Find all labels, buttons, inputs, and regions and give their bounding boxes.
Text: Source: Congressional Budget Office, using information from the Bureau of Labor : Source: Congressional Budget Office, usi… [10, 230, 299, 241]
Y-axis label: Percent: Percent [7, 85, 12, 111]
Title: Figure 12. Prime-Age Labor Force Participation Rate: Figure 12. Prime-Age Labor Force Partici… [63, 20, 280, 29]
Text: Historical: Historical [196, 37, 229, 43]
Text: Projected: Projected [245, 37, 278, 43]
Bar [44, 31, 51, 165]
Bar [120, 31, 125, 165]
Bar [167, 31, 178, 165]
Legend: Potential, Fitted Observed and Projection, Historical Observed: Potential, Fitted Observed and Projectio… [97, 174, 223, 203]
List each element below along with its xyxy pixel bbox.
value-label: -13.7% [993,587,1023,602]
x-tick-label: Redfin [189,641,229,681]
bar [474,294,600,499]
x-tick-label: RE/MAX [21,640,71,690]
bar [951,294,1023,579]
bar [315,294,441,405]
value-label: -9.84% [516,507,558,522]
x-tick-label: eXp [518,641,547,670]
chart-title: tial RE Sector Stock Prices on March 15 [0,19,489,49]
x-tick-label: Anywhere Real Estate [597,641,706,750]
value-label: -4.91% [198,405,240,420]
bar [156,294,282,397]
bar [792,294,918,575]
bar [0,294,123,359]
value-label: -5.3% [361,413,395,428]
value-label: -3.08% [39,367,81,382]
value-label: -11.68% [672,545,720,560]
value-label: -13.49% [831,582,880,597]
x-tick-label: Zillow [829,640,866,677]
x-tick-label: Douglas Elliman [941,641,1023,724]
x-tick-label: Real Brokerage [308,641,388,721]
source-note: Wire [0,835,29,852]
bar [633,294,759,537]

*****

__TASK INSTRUCTIONS__
Lay out every line of the records as a Markdown table with the columns Row and Line, numbering the rows and leaving out blank lines.

__OUTPUT FOR THIS TASK__
| Row | Line |
|---|---|
| 1 | Find all labels, buttons, inputs, and regions and give their bounding boxes. |
| 2 | Text: Source: Congressional Budget Office, using information from the Bureau of Labor : Source: Congressional Budget Office, usi… [10, 230, 299, 241] |
| 3 | Y-axis label: Percent: Percent [7, 85, 12, 111] |
| 4 | Title: Figure 12. Prime-Age Labor Force Participation Rate: Figure 12. Prime-Age Labor Force Partici… [63, 20, 280, 29] |
| 5 | Text: Historical: Historical [196, 37, 229, 43] |
| 6 | Text: Projected: Projected [245, 37, 278, 43] |
| 7 | Bar [44, 31, 51, 165] |
| 8 | Bar [120, 31, 125, 165] |
| 9 | Bar [167, 31, 178, 165] |
| 10 | Legend: Potential, Fitted Observed and Projection, Historical Observed: Potential, Fitted Observed and Projectio… [97, 174, 223, 203] |
| 11 | List each element below along with its xyxy pixel bbox. |
| 12 | value-label: -13.7% [993,587,1023,602] |
| 13 | x-tick-label: Redfin [189,641,229,681] |
| 14 | bar [474,294,600,499] |
| 15 | x-tick-label: RE/MAX [21,640,71,690] |
| 16 | bar [951,294,1023,579] |
| 17 | bar [315,294,441,405] |
| 18 | value-label: -9.84% [516,507,558,522] |
| 19 | x-tick-label: eXp [518,641,547,670] |
| 20 | chart-title: tial RE Sector Stock Prices on March 15 [0,19,489,49] |
| 21 | x-tick-label: Anywhere Real Estate [597,641,706,750] |
| 22 | value-label: -4.91% [198,405,240,420] |
| 23 | bar [156,294,282,397] |
| 24 | bar [792,294,918,575] |
| 25 | bar [0,294,123,359] |
| 26 | value-label: -5.3% [361,413,395,428] |
| 27 | value-label: -3.08% [39,367,81,382] |
| 28 | value-label: -11.68% [672,545,720,560] |
| 29 | value-label: -13.49% [831,582,880,597] |
| 30 | x-tick-label: Zillow [829,640,866,677] |
| 31 | x-tick-label: Douglas Elliman [941,641,1023,724] |
| 32 | x-tick-label: Real Brokerage [308,641,388,721] |
| 33 | source-note: Wire [0,835,29,852] |
| 34 | bar [633,294,759,537] |